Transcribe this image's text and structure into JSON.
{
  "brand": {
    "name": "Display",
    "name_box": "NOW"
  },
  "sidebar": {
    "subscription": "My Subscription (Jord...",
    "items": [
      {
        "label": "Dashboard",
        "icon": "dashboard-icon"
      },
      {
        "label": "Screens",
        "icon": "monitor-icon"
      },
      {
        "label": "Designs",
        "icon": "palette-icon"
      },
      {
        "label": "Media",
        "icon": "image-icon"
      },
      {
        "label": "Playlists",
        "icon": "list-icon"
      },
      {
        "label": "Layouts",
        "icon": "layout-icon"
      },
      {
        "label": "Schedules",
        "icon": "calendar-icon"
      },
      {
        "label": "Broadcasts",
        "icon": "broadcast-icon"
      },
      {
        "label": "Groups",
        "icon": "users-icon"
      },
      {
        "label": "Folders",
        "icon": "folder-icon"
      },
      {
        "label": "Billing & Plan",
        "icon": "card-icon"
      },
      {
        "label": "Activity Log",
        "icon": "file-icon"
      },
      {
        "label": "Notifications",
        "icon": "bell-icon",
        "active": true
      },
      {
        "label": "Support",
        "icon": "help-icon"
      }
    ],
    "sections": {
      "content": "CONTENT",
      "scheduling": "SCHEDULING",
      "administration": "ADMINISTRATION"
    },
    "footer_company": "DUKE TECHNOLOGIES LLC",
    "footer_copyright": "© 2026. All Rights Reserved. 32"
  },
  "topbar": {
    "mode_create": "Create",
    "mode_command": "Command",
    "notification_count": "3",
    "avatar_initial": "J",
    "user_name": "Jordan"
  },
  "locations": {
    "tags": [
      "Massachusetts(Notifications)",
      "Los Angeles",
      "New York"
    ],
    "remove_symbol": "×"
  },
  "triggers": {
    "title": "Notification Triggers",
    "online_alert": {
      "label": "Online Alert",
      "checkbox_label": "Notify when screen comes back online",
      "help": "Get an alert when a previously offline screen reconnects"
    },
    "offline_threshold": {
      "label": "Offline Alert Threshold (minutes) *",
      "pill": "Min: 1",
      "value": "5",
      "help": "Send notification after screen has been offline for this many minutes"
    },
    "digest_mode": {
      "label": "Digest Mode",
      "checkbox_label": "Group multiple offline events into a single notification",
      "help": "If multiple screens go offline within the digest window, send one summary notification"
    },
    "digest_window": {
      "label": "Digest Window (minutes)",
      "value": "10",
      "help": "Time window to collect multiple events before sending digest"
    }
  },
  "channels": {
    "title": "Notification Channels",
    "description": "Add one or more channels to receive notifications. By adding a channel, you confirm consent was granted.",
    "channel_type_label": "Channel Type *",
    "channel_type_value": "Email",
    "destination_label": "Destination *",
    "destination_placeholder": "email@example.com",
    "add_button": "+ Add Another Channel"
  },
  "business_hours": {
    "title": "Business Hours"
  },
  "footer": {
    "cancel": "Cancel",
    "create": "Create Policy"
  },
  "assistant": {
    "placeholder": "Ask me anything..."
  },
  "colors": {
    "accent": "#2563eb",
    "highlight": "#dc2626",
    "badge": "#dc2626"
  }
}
════════════════════
TASK TO CARRY OUT: Read the entries above, then pull out the lines that include "image".

EXERCISE OUTPUT:
Transcribe this image's text and structure into JSON.
        "icon": "image-icon"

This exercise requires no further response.